== TASK ==
Report every line below that holds the word "고용보험".

(Extracted records)
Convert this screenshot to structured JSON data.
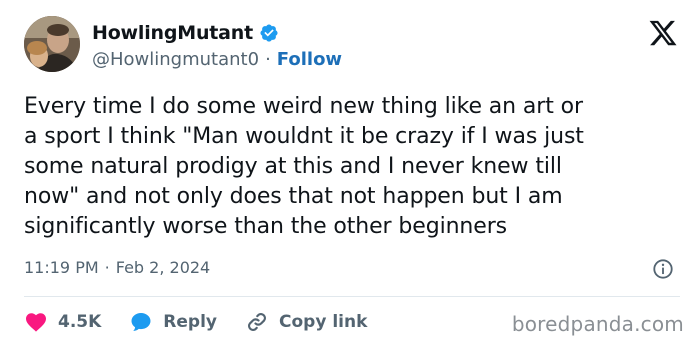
{
  "author": {
    "display_name": "HowlingMutant",
    "handle": "@Howlingmutant0",
    "separator": "·",
    "follow_label": "Follow",
    "verified_color": "#1d9bf0"
  },
  "tweet": {
    "text": "Every time I do some weird new thing like an art or\na sport I think \"Man wouldnt it be crazy if I was just\nsome natural prodigy at this and I never knew till\nnow\" and not only does that not happen but I am\nsignificantly worse than the other beginners",
    "time": "11:19 PM",
    "separator": "·",
    "date": "Feb 2, 2024"
  },
  "actions": {
    "like_count": "4.5K",
    "reply_label": "Reply",
    "copy_link_label": "Copy link",
    "like_color": "#f91880",
    "reply_color": "#1d9bf0"
  },
  "watermark": {
    "text": "boredpanda.com"
  },
  "icons": {
    "platform_logo": "x-logo-icon",
    "info": "info-icon",
    "like": "heart-icon",
    "reply": "speech-bubble-icon",
    "copy_link": "link-icon",
    "verified": "verified-badge-icon"
  }
}
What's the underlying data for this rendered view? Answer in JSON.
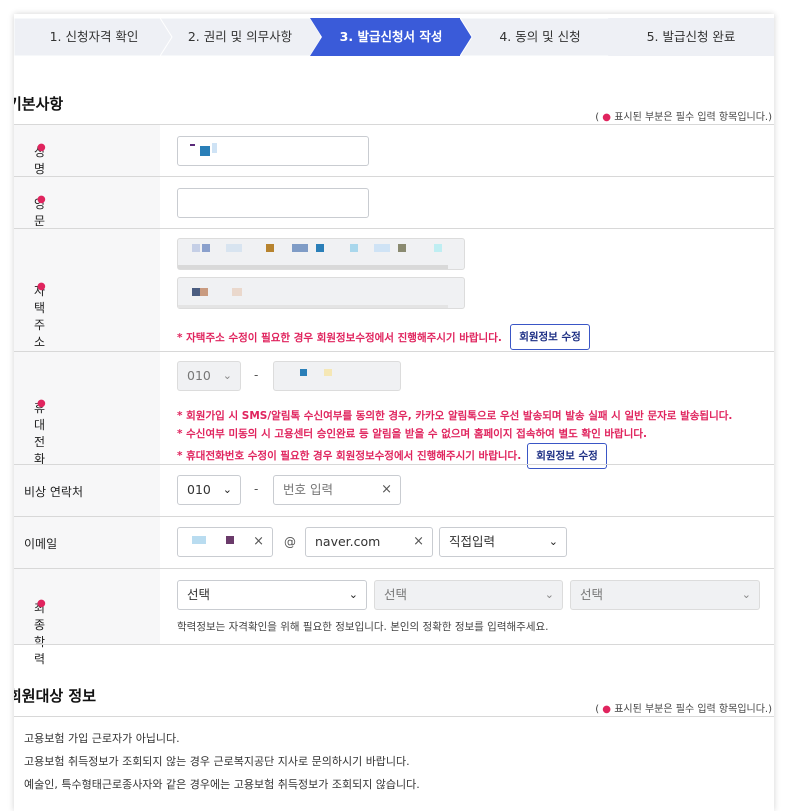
{
  "steps": [
    {
      "label": "1. 신청자격 확인",
      "active": false
    },
    {
      "label": "2. 권리 및 의무사항",
      "active": false
    },
    {
      "label": "3. 발급신청서 작성",
      "active": true
    },
    {
      "label": "4. 동의 및 신청",
      "active": false
    },
    {
      "label": "5. 발급신청 완료",
      "active": false
    }
  ],
  "colors": {
    "active_step": "#3a5bd9",
    "inactive_step": "#eef0f5",
    "required": "#e0245e",
    "button_border": "#3a56c6"
  },
  "section_basic": {
    "title": "기본사항",
    "required_note_prefix": "(",
    "required_note_dot": "●",
    "required_note_text": "표시된 부분은 필수 입력 항목입니다.)"
  },
  "form": {
    "name": {
      "label": "성명"
    },
    "eng_name": {
      "label": "영문성명",
      "value": ""
    },
    "address": {
      "label": "자택 주소",
      "notice": "* 자택주소 수정이 필요한 경우 회원정보수정에서 진행해주시기 바랍니다.",
      "button": "회원정보 수정"
    },
    "mobile": {
      "label": "휴대전화",
      "prefix": "010",
      "dash": "-",
      "notices": [
        "* 회원가입 시 SMS/알림톡 수신여부를 동의한 경우, 카카오 알림톡으로 우선 발송되며 발송 실패 시 일반 문자로 발송됩니다.",
        "* 수신여부 미동의 시 고용센터 승인완료 등 알림을 받을 수 없으며 홈페이지 접속하여 별도 확인 바랍니다.",
        "* 휴대전화번호 수정이 필요한 경우 회원정보수정에서 진행해주시기 바랍니다."
      ],
      "button": "회원정보 수정"
    },
    "emergency": {
      "label": "비상 연락처",
      "prefix": "010",
      "dash": "-",
      "placeholder": "번호 입력",
      "clear": "×"
    },
    "email": {
      "label": "이메일",
      "at": "@",
      "domain": "naver.com",
      "clear": "×",
      "domain_select": "직접입력"
    },
    "education": {
      "label": "최종학력",
      "selects": [
        "선택",
        "선택",
        "선택"
      ],
      "help": "학력정보는 자격확인을 위해 필요한 정보입니다. 본인의 정확한 정보를 입력해주세요."
    },
    "required_star": "●"
  },
  "section_member": {
    "title": "회원대상 정보",
    "required_note_prefix": "(",
    "required_note_dot": "●",
    "required_note_text": "표시된 부분은 필수 입력 항목입니다.)",
    "lines": [
      "고용보험 가입 근로자가 아닙니다.",
      "고용보험 취득정보가 조회되지 않는 경우 근로복지공단 지사로 문의하시기 바랍니다.",
      "예술인, 특수형태근로종사자와 같은 경우에는 고용보험 취득정보가 조회되지 않습니다."
    ]
  }
}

== FULL OUTPUT ==
      "고용보험 가입 근로자가 아닙니다.",
      "고용보험 취득정보가 조회되지 않는 경우 근로복지공단 지사로 문의하시기 바랍니다.",
      "예술인, 특수형태근로종사자와 같은 경우에는 고용보험 취득정보가 조회되지 않습니다."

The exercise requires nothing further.